[Extracted data entries]
*-*-*
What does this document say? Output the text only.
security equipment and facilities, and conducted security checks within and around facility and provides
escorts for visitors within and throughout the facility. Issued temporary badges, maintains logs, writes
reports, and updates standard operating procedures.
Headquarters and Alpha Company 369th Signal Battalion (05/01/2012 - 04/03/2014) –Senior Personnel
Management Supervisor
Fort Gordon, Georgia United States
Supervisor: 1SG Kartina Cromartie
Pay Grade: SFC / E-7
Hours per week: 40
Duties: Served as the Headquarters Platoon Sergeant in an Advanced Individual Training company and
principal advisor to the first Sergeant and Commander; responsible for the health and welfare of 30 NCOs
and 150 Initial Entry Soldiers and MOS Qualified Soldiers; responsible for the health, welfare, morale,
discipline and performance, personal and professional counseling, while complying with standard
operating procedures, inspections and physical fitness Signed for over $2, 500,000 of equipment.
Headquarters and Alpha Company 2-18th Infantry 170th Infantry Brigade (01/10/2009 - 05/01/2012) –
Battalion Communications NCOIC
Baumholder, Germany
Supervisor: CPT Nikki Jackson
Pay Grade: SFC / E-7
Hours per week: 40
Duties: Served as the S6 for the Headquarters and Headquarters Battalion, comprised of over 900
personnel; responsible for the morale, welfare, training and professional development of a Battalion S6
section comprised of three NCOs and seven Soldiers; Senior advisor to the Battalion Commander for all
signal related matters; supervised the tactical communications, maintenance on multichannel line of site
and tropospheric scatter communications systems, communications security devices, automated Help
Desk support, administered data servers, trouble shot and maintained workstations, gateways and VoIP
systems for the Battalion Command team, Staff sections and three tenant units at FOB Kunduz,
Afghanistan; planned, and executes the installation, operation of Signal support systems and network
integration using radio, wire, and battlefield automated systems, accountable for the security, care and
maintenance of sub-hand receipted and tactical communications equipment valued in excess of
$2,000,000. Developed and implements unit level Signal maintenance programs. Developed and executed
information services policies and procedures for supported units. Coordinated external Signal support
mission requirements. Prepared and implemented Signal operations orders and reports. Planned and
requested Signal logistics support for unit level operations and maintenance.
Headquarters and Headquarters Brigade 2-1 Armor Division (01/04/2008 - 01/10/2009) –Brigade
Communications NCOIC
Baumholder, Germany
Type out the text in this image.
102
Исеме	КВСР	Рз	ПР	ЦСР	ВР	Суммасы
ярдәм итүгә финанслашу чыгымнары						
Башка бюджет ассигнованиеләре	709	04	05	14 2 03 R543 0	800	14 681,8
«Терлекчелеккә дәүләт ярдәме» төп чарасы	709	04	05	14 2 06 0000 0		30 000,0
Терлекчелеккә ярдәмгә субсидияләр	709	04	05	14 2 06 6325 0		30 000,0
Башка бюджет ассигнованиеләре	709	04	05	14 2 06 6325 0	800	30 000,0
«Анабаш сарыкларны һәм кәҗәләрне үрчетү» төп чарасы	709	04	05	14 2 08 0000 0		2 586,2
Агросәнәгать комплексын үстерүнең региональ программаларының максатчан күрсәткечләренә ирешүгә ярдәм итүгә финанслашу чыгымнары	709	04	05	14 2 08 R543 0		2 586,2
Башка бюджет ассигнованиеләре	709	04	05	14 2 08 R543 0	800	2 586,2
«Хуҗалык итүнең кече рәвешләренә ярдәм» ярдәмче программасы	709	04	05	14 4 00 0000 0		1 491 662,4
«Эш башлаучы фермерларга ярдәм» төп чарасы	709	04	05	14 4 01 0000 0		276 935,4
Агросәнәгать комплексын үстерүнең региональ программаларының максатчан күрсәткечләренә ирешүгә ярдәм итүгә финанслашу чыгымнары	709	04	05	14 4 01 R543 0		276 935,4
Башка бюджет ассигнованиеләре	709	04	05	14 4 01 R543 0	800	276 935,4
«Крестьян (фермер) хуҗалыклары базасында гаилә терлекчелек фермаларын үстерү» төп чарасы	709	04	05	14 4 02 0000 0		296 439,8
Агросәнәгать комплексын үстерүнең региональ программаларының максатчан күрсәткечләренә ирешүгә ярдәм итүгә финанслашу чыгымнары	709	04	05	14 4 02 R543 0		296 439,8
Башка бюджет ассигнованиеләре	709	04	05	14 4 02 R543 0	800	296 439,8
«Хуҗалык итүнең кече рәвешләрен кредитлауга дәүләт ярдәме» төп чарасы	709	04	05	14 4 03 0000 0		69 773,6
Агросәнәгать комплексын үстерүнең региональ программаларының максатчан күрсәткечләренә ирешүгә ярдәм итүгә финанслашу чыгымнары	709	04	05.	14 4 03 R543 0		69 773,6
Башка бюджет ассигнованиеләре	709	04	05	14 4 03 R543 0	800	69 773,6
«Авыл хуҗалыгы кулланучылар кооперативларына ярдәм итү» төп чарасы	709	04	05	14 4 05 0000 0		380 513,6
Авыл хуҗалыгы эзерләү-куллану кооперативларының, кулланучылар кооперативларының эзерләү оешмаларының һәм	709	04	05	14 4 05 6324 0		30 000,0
*-*-*
EXERCISE DETAILS: Your answer should consist only of the lines from the one with "Type out the text in this image." through the end of the data above, reproduced exactly.

ANSWER FOR THIS EXERCISE:
Type out the text in this image.
102
Исеме	КВСР	Рз	ПР	ЦСР	ВР	Суммасы
ярдәм итүгә финанслашу чыгымнары						
Башка бюджет ассигнованиеләре	709	04	05	14 2 03 R543 0	800	14 681,8
«Терлекчелеккә дәүләт ярдәме» төп чарасы	709	04	05	14 2 06 0000 0		30 000,0
Терлекчелеккә ярдәмгә субсидияләр	709	04	05	14 2 06 6325 0		30 000,0
Башка бюджет ассигнованиеләре	709	04	05	14 2 06 6325 0	800	30 000,0
«Анабаш сарыкларны һәм кәҗәләрне үрчетү» төп чарасы	709	04	05	14 2 08 0000 0		2 586,2
Агросәнәгать комплексын үстерүнең региональ программаларының максатчан күрсәткечләренә ирешүгә ярдәм итүгә финанслашу чыгымнары	709	04	05	14 2 08 R543 0		2 586,2
Башка бюджет ассигнованиеләре	709	04	05	14 2 08 R543 0	800	2 586,2
«Хуҗалык итүнең кече рәвешләренә ярдәм» ярдәмче программасы	709	04	05	14 4 00 0000 0		1 491 662,4
«Эш башлаучы фермерларга ярдәм» төп чарасы	709	04	05	14 4 01 0000 0		276 935,4
Агросәнәгать комплексын үстерүнең региональ программаларының максатчан күрсәткечләренә ирешүгә ярдәм итүгә финанслашу чыгымнары	709	04	05	14 4 01 R543 0		276 935,4
Башка бюджет ассигнованиеләре	709	04	05	14 4 01 R543 0	800	276 935,4
«Крестьян (фермер) хуҗалыклары базасында гаилә терлекчелек фермаларын үстерү» төп чарасы	709	04	05	14 4 02 0000 0		296 439,8
Агросәнәгать комплексын үстерүнең региональ программаларының максатчан күрсәткечләренә ирешүгә ярдәм итүгә финанслашу чыгымнары	709	04	05	14 4 02 R543 0		296 439,8
Башка бюджет ассигнованиеләре	709	04	05	14 4 02 R543 0	800	296 439,8
«Хуҗалык итүнең кече рәвешләрен кредитлауга дәүләт ярдәме» төп чарасы	709	04	05	14 4 03 0000 0		69 773,6
Агросәнәгать комплексын үстерүнең региональ программаларының максатчан күрсәткечләренә ирешүгә ярдәм итүгә финанслашу чыгымнары	709	04	05.	14 4 03 R543 0		69 773,6
Башка бюджет ассигнованиеләре	709	04	05	14 4 03 R543 0	800	69 773,6
«Авыл хуҗалыгы кулланучылар кооперативларына ярдәм итү» төп чарасы	709	04	05	14 4 05 0000 0		380 513,6
Авыл хуҗалыгы эзерләү-куллану кооперативларының, кулланучылар кооперативларының эзерләү оешмаларының һәм	709	04	05	14 4 05 6324 0		30 000,0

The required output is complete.